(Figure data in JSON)
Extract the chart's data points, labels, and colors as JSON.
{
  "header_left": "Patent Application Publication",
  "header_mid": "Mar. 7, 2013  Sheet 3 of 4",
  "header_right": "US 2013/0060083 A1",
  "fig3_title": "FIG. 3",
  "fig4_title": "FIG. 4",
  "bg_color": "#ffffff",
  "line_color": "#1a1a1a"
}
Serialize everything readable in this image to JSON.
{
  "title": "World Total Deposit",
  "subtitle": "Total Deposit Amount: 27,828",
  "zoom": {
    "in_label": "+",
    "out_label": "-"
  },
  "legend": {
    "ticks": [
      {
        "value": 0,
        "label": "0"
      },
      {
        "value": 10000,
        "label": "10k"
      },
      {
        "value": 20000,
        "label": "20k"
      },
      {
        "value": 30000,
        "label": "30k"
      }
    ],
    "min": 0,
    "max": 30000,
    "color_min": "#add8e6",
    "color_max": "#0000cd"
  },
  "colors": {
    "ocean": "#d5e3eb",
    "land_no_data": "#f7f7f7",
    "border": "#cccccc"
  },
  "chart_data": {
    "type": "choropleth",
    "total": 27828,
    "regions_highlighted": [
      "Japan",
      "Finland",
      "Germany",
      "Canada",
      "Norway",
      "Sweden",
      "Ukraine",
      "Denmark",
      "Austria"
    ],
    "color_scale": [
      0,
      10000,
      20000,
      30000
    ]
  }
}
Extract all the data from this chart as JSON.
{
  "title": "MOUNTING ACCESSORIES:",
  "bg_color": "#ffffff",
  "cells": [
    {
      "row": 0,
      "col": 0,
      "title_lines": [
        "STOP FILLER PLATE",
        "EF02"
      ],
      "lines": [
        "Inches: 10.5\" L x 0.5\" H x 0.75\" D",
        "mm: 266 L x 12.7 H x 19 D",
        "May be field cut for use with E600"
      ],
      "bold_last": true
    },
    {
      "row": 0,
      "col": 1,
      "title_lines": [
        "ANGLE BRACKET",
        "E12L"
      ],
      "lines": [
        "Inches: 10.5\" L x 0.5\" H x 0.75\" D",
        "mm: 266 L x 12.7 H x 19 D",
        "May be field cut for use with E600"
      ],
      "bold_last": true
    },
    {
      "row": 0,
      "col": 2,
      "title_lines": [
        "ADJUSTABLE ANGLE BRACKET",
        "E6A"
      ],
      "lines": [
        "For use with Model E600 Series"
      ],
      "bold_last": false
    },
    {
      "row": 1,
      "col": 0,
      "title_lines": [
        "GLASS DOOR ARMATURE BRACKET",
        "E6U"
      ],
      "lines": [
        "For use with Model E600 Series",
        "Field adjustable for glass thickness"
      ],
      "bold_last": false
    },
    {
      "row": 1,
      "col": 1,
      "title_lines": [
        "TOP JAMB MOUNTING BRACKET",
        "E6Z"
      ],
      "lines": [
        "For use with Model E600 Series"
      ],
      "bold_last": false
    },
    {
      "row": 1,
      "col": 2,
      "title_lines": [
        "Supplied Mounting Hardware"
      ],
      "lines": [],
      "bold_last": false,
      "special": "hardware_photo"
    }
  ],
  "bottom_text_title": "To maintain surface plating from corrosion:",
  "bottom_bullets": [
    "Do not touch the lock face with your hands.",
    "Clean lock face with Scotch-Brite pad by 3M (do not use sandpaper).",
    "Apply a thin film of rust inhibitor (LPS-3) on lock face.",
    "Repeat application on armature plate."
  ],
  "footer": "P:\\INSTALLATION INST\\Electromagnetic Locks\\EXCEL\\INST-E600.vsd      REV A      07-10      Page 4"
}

§ Exercise prompt:
Return every entry verbatim.

§ Answer to the exercise:
Extract the chart's data points, labels, and colors as JSON.
{
  "header_left": "Patent Application Publication",
  "header_mid": "Mar. 7, 2013  Sheet 3 of 4",
  "header_right": "US 2013/0060083 A1",
  "fig3_title": "FIG. 3",
  "fig4_title": "FIG. 4",
  "bg_color": "#ffffff",
  "line_color": "#1a1a1a"
}
Serialize everything readable in this image to JSON.
{
  "title": "World Total Deposit",
  "subtitle": "Total Deposit Amount: 27,828",
  "zoom": {
    "in_label": "+",
    "out_label": "-"
  },
  "legend": {
    "ticks": [
      {
        "value": 0,
        "label": "0"
      },
      {
        "value": 10000,
        "label": "10k"
      },
      {
        "value": 20000,
        "label": "20k"
      },
      {
        "value": 30000,
        "label": "30k"
      }
    ],
    "min": 0,
    "max": 30000,
    "color_min": "#add8e6",
    "color_max": "#0000cd"
  },
  "colors": {
    "ocean": "#d5e3eb",
    "land_no_data": "#f7f7f7",
    "border": "#cccccc"
  },
  "chart_data": {
    "type": "choropleth",
    "total": 27828,
    "regions_highlighted": [
      "Japan",
      "Finland",
      "Germany",
      "Canada",
      "Norway",
      "Sweden",
      "Ukraine",
      "Denmark",
      "Austria"
    ],
    "color_scale": [
      0,
      10000,
      20000,
      30000
    ]
  }
}
Extract all the data from this chart as JSON.
{
  "title": "MOUNTING ACCESSORIES:",
  "bg_color": "#ffffff",
  "cells": [
    {
      "row": 0,
      "col": 0,
      "title_lines": [
        "STOP FILLER PLATE",
        "EF02"
      ],
      "lines": [
        "Inches: 10.5\" L x 0.5\" H x 0.75\" D",
        "mm: 266 L x 12.7 H x 19 D",
        "May be field cut for use with E600"
      ],
      "bold_last": true
    },
    {
      "row": 0,
      "col": 1,
      "title_lines": [
        "ANGLE BRACKET",
        "E12L"
      ],
      "lines": [
        "Inches: 10.5\" L x 0.5\" H x 0.75\" D",
        "mm: 266 L x 12.7 H x 19 D",
        "May be field cut for use with E600"
      ],
      "bold_last": true
    },
    {
      "row": 0,
      "col": 2,
      "title_lines": [
        "ADJUSTABLE ANGLE BRACKET",
        "E6A"
      ],
      "lines": [
        "For use with Model E600 Series"
      ],
      "bold_last": false
    },
    {
      "row": 1,
      "col": 0,
      "title_lines": [
        "GLASS DOOR ARMATURE BRACKET",
        "E6U"
      ],
      "lines": [
        "For use with Model E600 Series",
        "Field adjustable for glass thickness"
      ],
      "bold_last": false
    },
    {
      "row": 1,
      "col": 1,
      "title_lines": [
        "TOP JAMB MOUNTING BRACKET",
        "E6Z"
      ],
      "lines": [
        "For use with Model E600 Series"
      ],
      "bold_last": false
    },
    {
      "row": 1,
      "col": 2,
      "title_lines": [
        "Supplied Mounting Hardware"
      ],
      "lines": [],
      "bold_last": false,
      "special": "hardware_photo"
    }
  ],
  "bottom_text_title": "To maintain surface plating from corrosion:",
  "bottom_bullets": [
    "Do not touch the lock face with your hands.",
    "Clean lock face with Scotch-Brite pad by 3M (do not use sandpaper).",
    "Apply a thin film of rust inhibitor (LPS-3) on lock face.",
    "Repeat application on armature plate."
  ],
  "footer": "P:\\INSTALLATION INST\\Electromagnetic Locks\\EXCEL\\INST-E600.vsd      REV A      07-10      Page 4"
}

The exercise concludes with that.